§ TASK DIRECTIONS
State how many lines of the entries hold the string "source". Reply with the number alone.

+ + +

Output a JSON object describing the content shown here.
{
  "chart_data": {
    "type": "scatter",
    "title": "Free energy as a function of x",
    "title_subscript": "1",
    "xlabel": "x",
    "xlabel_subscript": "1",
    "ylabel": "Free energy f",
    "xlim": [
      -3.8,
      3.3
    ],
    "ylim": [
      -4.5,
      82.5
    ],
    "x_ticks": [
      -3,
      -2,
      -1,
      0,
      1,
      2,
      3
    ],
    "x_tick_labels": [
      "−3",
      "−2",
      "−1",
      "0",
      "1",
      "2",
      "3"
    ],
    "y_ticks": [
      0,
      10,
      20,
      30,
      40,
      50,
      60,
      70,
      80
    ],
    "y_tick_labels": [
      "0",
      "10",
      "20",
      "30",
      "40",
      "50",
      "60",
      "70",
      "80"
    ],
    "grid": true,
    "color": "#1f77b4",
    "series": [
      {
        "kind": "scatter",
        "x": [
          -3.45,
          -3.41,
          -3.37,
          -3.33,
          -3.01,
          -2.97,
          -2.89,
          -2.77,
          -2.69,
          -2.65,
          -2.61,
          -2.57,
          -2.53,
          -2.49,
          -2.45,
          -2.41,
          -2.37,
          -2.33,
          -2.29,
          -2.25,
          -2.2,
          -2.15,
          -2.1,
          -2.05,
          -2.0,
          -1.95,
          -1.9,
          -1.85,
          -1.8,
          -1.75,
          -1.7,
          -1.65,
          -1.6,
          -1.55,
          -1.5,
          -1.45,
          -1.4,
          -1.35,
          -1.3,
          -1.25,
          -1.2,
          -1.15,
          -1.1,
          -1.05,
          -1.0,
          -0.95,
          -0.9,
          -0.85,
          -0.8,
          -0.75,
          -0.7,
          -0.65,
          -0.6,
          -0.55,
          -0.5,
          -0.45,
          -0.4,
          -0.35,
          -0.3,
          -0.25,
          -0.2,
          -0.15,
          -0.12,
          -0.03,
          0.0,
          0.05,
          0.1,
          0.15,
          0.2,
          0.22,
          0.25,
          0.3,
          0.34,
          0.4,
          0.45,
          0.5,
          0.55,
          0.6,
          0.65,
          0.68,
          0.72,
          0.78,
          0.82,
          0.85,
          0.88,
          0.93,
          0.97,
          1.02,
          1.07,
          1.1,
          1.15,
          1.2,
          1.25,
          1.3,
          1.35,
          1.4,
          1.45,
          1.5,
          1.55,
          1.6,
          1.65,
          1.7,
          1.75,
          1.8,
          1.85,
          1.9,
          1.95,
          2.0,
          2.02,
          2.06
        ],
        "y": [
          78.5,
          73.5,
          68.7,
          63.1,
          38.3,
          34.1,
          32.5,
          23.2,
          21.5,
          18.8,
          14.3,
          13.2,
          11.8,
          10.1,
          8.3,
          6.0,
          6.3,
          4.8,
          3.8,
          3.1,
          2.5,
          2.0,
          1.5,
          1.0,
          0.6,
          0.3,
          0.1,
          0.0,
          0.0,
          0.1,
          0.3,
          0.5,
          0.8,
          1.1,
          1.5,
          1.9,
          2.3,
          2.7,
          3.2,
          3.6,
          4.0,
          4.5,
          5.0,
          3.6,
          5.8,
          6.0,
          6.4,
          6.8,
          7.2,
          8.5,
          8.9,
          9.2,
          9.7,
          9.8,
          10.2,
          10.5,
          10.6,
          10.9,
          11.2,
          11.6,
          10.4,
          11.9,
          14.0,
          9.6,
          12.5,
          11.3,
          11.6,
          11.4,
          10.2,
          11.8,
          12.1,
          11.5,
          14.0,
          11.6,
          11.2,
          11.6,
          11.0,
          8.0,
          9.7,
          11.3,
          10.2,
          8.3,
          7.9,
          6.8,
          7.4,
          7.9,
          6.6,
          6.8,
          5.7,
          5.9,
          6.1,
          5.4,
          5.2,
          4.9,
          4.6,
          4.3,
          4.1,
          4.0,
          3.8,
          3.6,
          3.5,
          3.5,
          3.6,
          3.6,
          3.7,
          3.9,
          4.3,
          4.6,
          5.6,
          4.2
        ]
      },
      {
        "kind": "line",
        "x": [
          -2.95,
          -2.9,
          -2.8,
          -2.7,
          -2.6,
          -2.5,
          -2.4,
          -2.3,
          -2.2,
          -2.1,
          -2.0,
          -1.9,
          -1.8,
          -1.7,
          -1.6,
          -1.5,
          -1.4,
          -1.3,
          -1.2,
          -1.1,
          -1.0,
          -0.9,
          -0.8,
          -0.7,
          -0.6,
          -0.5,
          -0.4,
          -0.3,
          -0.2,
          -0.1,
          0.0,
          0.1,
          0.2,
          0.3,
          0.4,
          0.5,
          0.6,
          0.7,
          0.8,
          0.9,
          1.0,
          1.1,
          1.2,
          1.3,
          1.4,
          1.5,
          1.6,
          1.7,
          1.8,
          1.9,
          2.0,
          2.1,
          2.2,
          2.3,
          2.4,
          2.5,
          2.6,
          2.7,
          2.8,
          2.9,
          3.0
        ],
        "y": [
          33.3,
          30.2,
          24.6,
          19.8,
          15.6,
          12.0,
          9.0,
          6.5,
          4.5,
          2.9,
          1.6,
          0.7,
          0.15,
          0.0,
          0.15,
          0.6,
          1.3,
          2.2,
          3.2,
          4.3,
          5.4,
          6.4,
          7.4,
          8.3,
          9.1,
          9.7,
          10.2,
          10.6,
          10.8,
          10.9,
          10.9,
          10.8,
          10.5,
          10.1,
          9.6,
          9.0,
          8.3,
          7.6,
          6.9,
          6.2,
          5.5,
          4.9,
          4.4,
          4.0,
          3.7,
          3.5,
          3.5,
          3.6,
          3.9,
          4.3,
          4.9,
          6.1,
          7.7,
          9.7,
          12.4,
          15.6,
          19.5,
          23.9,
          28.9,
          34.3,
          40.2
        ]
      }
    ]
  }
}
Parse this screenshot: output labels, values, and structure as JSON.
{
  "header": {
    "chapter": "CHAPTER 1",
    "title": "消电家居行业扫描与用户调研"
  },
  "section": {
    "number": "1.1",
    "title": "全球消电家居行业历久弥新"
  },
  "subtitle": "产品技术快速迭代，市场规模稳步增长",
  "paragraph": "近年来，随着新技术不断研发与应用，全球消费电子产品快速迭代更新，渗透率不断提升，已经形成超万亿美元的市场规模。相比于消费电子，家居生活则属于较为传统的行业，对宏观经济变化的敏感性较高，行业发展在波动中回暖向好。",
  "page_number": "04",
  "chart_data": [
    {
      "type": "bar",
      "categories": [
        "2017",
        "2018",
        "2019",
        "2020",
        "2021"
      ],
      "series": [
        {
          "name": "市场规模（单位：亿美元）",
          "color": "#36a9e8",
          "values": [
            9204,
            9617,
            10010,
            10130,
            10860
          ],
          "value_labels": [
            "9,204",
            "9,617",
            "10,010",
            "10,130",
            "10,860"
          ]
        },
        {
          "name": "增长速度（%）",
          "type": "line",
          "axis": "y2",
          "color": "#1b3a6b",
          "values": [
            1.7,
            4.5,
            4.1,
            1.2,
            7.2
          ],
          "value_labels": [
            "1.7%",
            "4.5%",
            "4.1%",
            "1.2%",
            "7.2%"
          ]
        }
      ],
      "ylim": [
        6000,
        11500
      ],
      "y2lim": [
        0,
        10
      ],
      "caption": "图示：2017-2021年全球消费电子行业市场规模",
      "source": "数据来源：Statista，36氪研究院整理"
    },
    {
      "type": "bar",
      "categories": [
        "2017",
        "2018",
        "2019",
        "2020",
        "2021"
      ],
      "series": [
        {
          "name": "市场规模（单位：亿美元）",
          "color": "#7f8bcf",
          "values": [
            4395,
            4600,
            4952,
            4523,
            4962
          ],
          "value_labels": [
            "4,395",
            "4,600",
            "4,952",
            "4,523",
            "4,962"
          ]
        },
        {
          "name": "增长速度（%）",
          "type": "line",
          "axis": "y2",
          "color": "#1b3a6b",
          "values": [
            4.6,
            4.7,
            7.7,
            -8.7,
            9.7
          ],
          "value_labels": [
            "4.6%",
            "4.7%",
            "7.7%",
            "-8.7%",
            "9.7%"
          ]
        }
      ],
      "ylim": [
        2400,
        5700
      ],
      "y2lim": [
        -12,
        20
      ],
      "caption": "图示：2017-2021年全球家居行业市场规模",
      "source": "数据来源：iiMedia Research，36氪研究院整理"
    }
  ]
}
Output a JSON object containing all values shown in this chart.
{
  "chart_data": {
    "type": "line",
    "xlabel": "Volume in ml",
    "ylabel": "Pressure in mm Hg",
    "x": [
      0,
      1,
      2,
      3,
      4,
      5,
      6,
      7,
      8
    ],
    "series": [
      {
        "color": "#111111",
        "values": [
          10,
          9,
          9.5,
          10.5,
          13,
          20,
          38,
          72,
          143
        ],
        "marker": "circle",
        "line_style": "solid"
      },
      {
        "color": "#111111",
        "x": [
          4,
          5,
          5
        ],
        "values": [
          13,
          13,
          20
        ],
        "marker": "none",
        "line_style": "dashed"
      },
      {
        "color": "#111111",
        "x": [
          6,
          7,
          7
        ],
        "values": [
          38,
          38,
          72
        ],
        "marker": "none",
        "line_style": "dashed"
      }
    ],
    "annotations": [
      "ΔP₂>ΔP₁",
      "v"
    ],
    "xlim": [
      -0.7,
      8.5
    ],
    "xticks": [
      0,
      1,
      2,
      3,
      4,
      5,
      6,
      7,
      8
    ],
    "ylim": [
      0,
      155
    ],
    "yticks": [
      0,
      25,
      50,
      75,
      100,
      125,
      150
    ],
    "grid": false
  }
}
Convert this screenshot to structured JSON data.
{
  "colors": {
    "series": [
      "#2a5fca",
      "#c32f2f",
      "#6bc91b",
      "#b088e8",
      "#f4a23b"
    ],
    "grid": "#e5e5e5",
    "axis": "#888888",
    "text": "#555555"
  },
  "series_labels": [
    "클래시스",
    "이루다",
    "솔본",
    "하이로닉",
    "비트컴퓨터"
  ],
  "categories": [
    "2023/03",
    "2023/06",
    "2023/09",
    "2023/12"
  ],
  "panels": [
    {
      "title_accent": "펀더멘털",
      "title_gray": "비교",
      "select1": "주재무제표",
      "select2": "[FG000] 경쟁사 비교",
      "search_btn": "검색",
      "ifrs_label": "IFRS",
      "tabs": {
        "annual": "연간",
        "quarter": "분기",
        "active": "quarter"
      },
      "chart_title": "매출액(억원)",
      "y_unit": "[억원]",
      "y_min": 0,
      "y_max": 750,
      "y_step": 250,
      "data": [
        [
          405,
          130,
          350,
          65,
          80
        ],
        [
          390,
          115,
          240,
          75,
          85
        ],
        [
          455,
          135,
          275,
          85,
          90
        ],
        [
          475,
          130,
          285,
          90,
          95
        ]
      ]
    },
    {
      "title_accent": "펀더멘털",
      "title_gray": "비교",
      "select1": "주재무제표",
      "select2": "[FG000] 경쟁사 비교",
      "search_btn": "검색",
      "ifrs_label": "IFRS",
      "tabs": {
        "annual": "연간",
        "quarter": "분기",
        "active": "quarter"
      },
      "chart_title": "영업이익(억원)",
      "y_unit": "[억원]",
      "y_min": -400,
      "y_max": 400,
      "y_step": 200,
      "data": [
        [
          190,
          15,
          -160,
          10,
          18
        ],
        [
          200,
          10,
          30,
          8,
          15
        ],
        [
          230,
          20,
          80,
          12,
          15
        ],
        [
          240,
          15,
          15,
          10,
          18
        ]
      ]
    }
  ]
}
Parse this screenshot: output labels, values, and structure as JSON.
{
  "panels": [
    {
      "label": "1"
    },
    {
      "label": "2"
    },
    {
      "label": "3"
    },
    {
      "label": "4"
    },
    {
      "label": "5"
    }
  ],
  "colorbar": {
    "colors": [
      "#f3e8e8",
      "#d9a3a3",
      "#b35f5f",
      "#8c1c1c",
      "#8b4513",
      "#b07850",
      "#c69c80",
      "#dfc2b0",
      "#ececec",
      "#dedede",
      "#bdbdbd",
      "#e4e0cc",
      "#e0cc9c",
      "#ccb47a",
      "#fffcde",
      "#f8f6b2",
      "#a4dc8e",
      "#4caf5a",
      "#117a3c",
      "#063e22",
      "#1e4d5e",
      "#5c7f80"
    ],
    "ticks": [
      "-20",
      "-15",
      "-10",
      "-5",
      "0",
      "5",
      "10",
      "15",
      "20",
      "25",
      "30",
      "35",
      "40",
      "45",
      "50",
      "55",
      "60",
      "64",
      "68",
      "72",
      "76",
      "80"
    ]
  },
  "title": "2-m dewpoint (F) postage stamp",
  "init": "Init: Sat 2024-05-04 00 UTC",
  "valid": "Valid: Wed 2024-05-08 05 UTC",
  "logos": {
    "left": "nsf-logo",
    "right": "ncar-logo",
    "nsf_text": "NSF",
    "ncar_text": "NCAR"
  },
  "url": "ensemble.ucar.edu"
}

+ + +

§ FINISHED EXERCISE
2